**What the task asks**
Select the lines below containing the word "Delete".

**Data listing**
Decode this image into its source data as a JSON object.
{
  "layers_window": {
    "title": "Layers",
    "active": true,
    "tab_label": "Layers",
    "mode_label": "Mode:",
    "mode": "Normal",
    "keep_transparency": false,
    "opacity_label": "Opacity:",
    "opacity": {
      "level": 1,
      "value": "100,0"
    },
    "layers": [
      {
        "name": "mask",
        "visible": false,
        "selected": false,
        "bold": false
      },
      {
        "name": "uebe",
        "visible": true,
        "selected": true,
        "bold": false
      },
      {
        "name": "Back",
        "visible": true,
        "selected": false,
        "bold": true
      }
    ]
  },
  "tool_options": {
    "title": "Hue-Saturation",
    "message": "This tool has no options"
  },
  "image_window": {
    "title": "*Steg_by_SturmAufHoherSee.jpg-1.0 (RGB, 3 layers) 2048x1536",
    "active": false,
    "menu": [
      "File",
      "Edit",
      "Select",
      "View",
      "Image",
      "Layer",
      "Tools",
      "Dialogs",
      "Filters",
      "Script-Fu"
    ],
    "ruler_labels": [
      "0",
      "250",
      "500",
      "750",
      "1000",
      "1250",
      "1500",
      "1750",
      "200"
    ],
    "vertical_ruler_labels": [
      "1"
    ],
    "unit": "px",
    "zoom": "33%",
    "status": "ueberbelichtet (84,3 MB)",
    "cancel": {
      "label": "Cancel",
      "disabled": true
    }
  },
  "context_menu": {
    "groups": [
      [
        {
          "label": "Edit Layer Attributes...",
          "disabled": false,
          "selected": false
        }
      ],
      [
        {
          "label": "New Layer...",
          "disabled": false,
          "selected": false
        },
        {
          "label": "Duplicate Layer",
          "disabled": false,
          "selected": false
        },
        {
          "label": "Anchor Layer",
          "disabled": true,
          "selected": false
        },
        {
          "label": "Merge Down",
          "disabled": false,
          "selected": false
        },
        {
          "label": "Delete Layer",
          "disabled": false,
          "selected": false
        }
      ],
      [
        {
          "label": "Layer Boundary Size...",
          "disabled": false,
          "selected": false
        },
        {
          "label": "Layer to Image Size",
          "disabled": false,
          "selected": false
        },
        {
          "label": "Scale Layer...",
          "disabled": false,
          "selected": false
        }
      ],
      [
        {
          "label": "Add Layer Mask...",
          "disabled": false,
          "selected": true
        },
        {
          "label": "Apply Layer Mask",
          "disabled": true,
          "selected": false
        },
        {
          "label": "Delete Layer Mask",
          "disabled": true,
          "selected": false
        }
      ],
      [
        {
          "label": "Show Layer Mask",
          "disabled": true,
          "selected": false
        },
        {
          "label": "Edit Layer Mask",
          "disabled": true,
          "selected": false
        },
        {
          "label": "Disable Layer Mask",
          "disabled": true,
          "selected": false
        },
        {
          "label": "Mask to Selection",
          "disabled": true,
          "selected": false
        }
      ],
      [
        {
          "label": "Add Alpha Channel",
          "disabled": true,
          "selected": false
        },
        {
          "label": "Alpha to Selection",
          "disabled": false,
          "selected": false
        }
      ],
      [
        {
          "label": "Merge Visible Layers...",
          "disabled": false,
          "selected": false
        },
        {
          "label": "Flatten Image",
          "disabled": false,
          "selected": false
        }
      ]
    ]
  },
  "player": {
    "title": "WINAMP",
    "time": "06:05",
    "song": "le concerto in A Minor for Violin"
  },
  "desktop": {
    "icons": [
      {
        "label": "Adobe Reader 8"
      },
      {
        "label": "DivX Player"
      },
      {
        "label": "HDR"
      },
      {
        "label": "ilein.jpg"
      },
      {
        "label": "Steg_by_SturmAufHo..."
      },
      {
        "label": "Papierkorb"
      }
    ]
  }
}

==

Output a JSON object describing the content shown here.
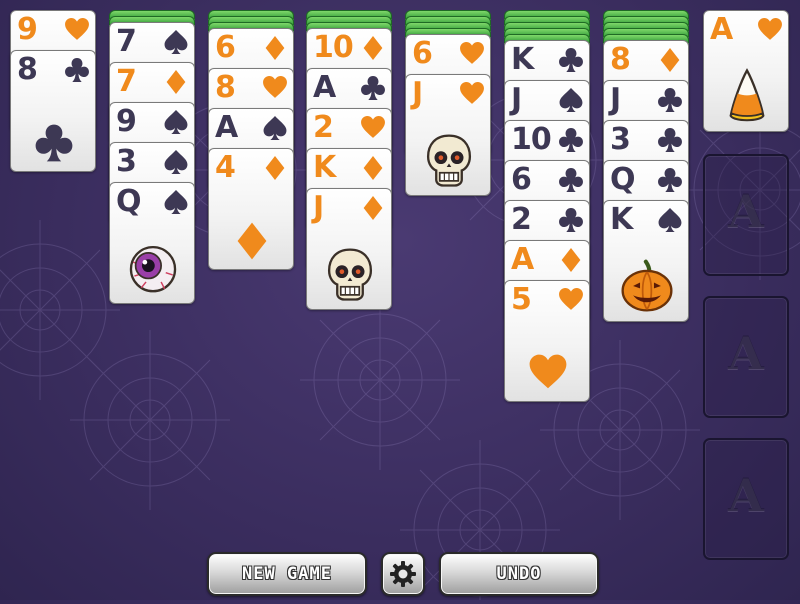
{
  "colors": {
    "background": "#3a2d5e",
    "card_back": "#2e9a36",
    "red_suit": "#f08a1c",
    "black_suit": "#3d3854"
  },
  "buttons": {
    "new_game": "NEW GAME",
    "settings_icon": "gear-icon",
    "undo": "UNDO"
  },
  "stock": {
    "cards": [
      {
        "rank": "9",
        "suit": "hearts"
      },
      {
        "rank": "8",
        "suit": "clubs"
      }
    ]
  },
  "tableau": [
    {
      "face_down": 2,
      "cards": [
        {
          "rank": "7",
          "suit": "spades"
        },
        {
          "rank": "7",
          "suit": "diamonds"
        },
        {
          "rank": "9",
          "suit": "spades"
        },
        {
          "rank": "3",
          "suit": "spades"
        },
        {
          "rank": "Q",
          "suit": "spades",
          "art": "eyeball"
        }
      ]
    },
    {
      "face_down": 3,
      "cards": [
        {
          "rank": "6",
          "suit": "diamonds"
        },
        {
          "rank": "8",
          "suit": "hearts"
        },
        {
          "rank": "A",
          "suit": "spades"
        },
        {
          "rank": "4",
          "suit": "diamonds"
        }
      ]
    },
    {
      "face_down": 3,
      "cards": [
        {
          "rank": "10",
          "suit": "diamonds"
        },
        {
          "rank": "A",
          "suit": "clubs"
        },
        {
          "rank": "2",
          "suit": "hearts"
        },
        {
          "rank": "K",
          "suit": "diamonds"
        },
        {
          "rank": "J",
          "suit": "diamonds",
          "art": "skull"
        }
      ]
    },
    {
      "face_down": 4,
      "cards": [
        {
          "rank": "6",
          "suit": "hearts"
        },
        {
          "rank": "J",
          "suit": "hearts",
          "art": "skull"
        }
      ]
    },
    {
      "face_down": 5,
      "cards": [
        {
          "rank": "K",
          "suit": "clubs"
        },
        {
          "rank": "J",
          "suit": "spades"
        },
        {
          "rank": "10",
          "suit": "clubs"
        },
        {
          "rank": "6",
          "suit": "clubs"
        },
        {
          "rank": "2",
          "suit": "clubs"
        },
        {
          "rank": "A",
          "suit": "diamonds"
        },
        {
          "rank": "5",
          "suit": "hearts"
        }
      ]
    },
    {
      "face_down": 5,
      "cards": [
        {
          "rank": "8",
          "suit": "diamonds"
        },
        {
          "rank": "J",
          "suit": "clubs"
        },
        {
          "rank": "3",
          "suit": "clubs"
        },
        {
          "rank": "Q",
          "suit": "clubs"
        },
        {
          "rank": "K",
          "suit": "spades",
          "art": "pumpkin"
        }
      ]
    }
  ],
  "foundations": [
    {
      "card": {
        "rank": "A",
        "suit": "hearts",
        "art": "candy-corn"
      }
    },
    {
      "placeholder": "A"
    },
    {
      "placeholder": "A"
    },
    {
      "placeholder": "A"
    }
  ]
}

**Full output**
          "label": "Delete Layer",
          "label": "Delete Layer Mask",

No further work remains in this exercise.